[Source data]

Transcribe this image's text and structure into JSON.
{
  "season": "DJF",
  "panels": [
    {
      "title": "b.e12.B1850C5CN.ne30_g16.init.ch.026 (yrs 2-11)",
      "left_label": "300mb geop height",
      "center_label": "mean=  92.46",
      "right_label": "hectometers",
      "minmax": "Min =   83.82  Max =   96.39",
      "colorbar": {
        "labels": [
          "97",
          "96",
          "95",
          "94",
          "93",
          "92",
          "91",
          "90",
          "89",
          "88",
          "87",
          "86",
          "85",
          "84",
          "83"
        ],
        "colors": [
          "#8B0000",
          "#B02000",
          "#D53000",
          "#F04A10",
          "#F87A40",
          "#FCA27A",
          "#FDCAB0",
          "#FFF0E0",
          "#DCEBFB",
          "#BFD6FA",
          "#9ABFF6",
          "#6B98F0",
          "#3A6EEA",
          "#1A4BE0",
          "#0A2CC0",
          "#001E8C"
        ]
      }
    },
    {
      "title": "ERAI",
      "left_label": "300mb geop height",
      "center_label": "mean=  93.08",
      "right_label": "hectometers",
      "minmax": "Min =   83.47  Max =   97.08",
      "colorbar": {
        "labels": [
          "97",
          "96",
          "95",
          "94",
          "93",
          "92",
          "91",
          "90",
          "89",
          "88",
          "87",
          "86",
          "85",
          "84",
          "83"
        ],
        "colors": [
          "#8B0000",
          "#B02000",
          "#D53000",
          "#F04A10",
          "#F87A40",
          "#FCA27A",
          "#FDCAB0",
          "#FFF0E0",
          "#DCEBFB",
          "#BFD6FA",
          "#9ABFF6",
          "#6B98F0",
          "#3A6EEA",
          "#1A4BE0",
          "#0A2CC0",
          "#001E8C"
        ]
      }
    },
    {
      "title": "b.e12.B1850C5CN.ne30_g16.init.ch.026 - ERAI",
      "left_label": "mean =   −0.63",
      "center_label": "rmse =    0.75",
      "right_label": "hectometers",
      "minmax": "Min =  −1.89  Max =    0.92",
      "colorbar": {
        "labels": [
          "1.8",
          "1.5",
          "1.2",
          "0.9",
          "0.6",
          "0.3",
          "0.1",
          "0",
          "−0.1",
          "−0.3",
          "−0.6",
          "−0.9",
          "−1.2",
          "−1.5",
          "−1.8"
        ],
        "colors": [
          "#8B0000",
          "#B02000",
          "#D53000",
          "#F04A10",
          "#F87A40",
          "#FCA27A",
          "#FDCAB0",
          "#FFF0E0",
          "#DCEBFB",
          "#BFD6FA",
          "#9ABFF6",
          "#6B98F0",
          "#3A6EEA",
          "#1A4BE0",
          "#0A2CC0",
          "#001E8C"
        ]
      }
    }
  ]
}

• _Given problem_
Identify which lines contain the word "init" and copy each one.

• _The reply_
      "title": "b.e12.B1850C5CN.ne30_g16.init.ch.026 (yrs 2-11)",
      "title": "b.e12.B1850C5CN.ne30_g16.init.ch.026 - ERAI",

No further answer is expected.